Task prompt:
Exactly as written, retype the listing below, omitting the pictures.

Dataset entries
--- Start ---

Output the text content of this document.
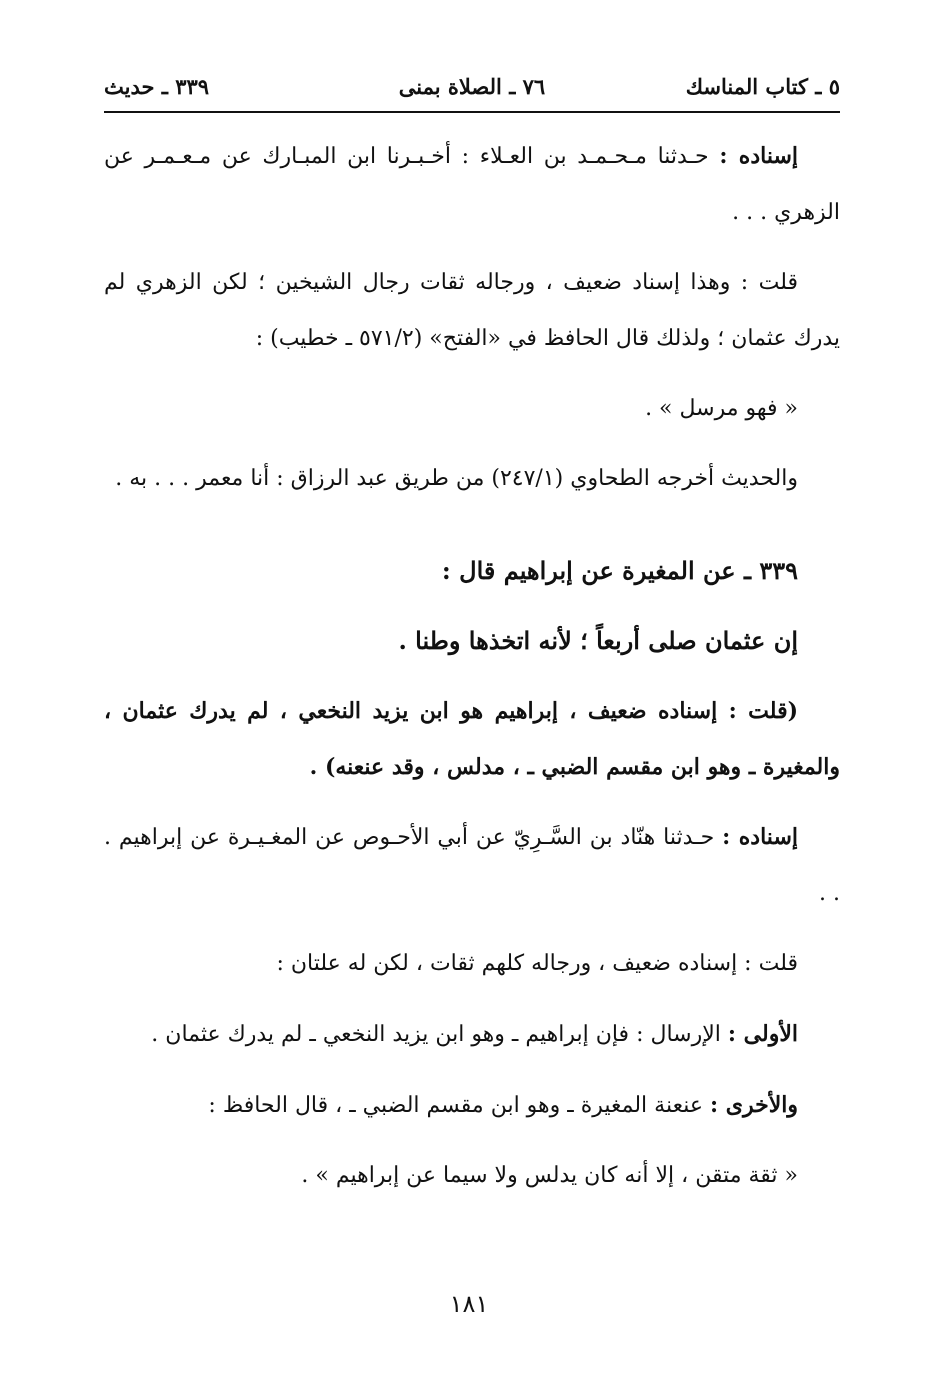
٥ ـ كتاب المناسك
٧٦ ـ الصلاة بمنى
٣٣٩ ـ حديث

إسناده : حـدثنا مـحـمـد بن العـلاء : أخـبـرنا ابن المبـارك عن مـعـمـر عن الزهري . . .

قلت : وهذا إسناد ضعيف ، ورجاله ثقات رجال الشيخين ؛ لكن الزهري لم يدرك عثمان ؛ ولذلك قال الحافظ في «الفتح» (٥٧١/٢ ـ خطيب) :

« فهو مرسل » .

والحديث أخرجه الطحاوي (٢٤٧/١) من طريق عبد الرزاق : أنا معمر . . . به .

٣٣٩ ـ عن المغيرة عن إبراهيم قال :

إن عثمان صلى أربعاً ؛ لأنه اتخذها وطنا .

(قلت : إسناده ضعيف ، إبراهيم هو ابن يزيد النخعي ، لم يدرك عثمان ، والمغيرة ـ وهو ابن مقسم الضبي ـ ، مدلس ، وقد عنعنه) .

إسناده : حـدثنا هنّاد بن السَّـرِيّ عن أبي الأحـوص عن المغـيـرة عن إبراهيم . . .

قلت : إسناده ضعيف ، ورجاله كلهم ثقات ، لكن له علتان :

الأولى : الإرسال : فإن إبراهيم ـ وهو ابن يزيد النخعي ـ لم يدرك عثمان .

والأخرى : عنعنة المغيرة ـ وهو ابن مقسم الضبي ـ ، قال الحافظ :

« ثقة متقن ، إلا أنه كان يدلس ولا سيما عن إبراهيم » .

١٨١
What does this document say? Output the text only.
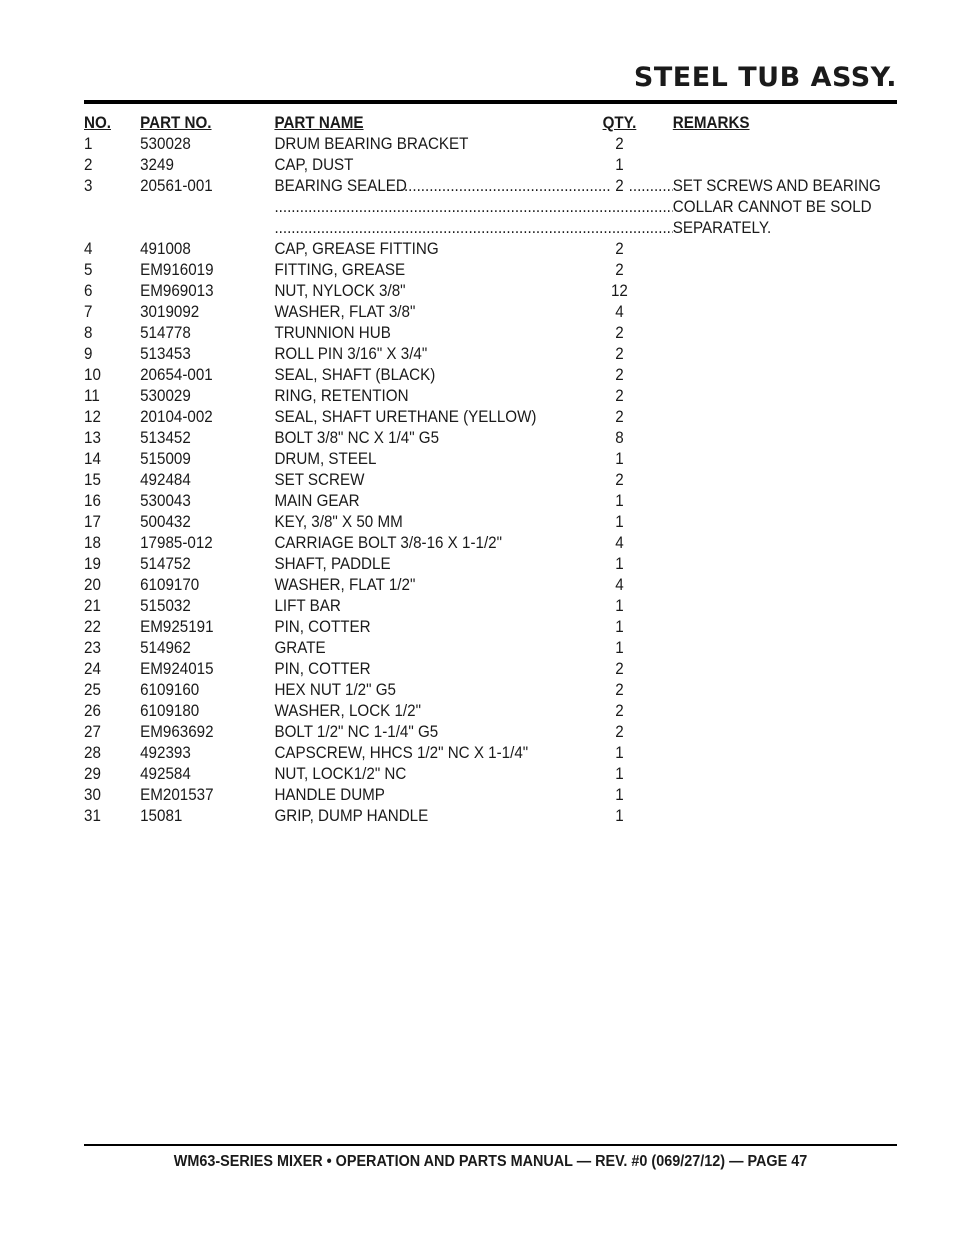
STEEL TUB ASSY.
NO. PART NO.	PART NAME	QTY. REMARKS
1	530028	DRUM BEARING BRACKET	2
2	3249	CAP, DUST	1
3	20561-001	BEARING SEALED	2	SET SCREWS AND BEARING
.....
.....
COLLAR CANNOT BE SOLD
.....
SEPARATELY.
.....
4	491008	CAP, GREASE FITTING	2
5	EM916019	FITTING, GREASE	2
6	EM969013	NUT, NYLOCK 3/8"	12
7	3019092	WASHER, FLAT 3/8"	4
8	514778	TRUNNION HUB	2
9	513453	ROLL PIN 3/16" X 3/4"	2
10 20654-001	SEAL, SHAFT (BLACK)	2
11 530029	RING, RETENTION	2
12 20104-002	SEAL, SHAFT URETHANE (YELLOW)	2
13 513452	BOLT 3/8" NC X 1/4" G5	8
14 515009	DRUM, STEEL	1
15 492484	SET SCREW	2
16 530043	MAIN GEAR	1
17 500432	KEY, 3/8" X 50 MM	1
18 17985-012	CARRIAGE BOLT 3/8-16 X 1-1/2"	4
19 514752	SHAFT, PADDLE	1
20 6109170	WASHER, FLAT 1/2"	4
21 515032	LIFT BAR	1
22 EM925191	PIN, COTTER	1
23 514962	GRATE	1
24 EM924015	PIN, COTTER	2
25 6109160	HEX NUT 1/2" G5	2
26 6109180	WASHER, LOCK 1/2"	2
27 EM963692	BOLT 1/2" NC 1-1/4" G5	2
28 492393	CAPSCREW, HHCS 1/2" NC X 1-1/4"	1
29 492584	NUT, LOCK1/2" NC	1
30 EM201537	HANDLE DUMP	1
31 15081	GRIP, DUMP HANDLE	1
WM63-SERIES MIXER • OPERATION AND PARTS MANUAL — REV. #0 (069/27/12) — PAGE 47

--- End ---

Result for this exercise:
Output the text content of this document.
٥ ـ كتاب المناسك
٧٦ ـ الصلاة بمنى
٣٣٩ ـ حديث

إسناده : حـدثنا مـحـمـد بن العـلاء : أخـبـرنا ابن المبـارك عن مـعـمـر عن الزهري . . .

قلت : وهذا إسناد ضعيف ، ورجاله ثقات رجال الشيخين ؛ لكن الزهري لم يدرك عثمان ؛ ولذلك قال الحافظ في «الفتح» (٥٧١/٢ ـ خطيب) :

« فهو مرسل » .

والحديث أخرجه الطحاوي (٢٤٧/١) من طريق عبد الرزاق : أنا معمر . . . به .

٣٣٩ ـ عن المغيرة عن إبراهيم قال :

إن عثمان صلى أربعاً ؛ لأنه اتخذها وطنا .

(قلت : إسناده ضعيف ، إبراهيم هو ابن يزيد النخعي ، لم يدرك عثمان ، والمغيرة ـ وهو ابن مقسم الضبي ـ ، مدلس ، وقد عنعنه) .

إسناده : حـدثنا هنّاد بن السَّـرِيّ عن أبي الأحـوص عن المغـيـرة عن إبراهيم . . .

قلت : إسناده ضعيف ، ورجاله كلهم ثقات ، لكن له علتان :

الأولى : الإرسال : فإن إبراهيم ـ وهو ابن يزيد النخعي ـ لم يدرك عثمان .

والأخرى : عنعنة المغيرة ـ وهو ابن مقسم الضبي ـ ، قال الحافظ :

« ثقة متقن ، إلا أنه كان يدلس ولا سيما عن إبراهيم » .

١٨١
What does this document say? Output the text only.
STEEL TUB ASSY.
NO. PART NO.	PART NAME	QTY. REMARKS
1	530028	DRUM BEARING BRACKET	2
2	3249	CAP, DUST	1
3	20561-001	BEARING SEALED	2	SET SCREWS AND BEARING
.....
.....
COLLAR CANNOT BE SOLD
.....
SEPARATELY.
.....
4	491008	CAP, GREASE FITTING	2
5	EM916019	FITTING, GREASE	2
6	EM969013	NUT, NYLOCK 3/8"	12
7	3019092	WASHER, FLAT 3/8"	4
8	514778	TRUNNION HUB	2
9	513453	ROLL PIN 3/16" X 3/4"	2
10 20654-001	SEAL, SHAFT (BLACK)	2
11 530029	RING, RETENTION	2
12 20104-002	SEAL, SHAFT URETHANE (YELLOW)	2
13 513452	BOLT 3/8" NC X 1/4" G5	8
14 515009	DRUM, STEEL	1
15 492484	SET SCREW	2
16 530043	MAIN GEAR	1
17 500432	KEY, 3/8" X 50 MM	1
18 17985-012	CARRIAGE BOLT 3/8-16 X 1-1/2"	4
19 514752	SHAFT, PADDLE	1
20 6109170	WASHER, FLAT 1/2"	4
21 515032	LIFT BAR	1
22 EM925191	PIN, COTTER	1
23 514962	GRATE	1
24 EM924015	PIN, COTTER	2
25 6109160	HEX NUT 1/2" G5	2
26 6109180	WASHER, LOCK 1/2"	2
27 EM963692	BOLT 1/2" NC 1-1/4" G5	2
28 492393	CAPSCREW, HHCS 1/2" NC X 1-1/4"	1
29 492584	NUT, LOCK1/2" NC	1
30 EM201537	HANDLE DUMP	1
31 15081	GRIP, DUMP HANDLE	1
WM63-SERIES MIXER • OPERATION AND PARTS MANUAL — REV. #0 (069/27/12) — PAGE 47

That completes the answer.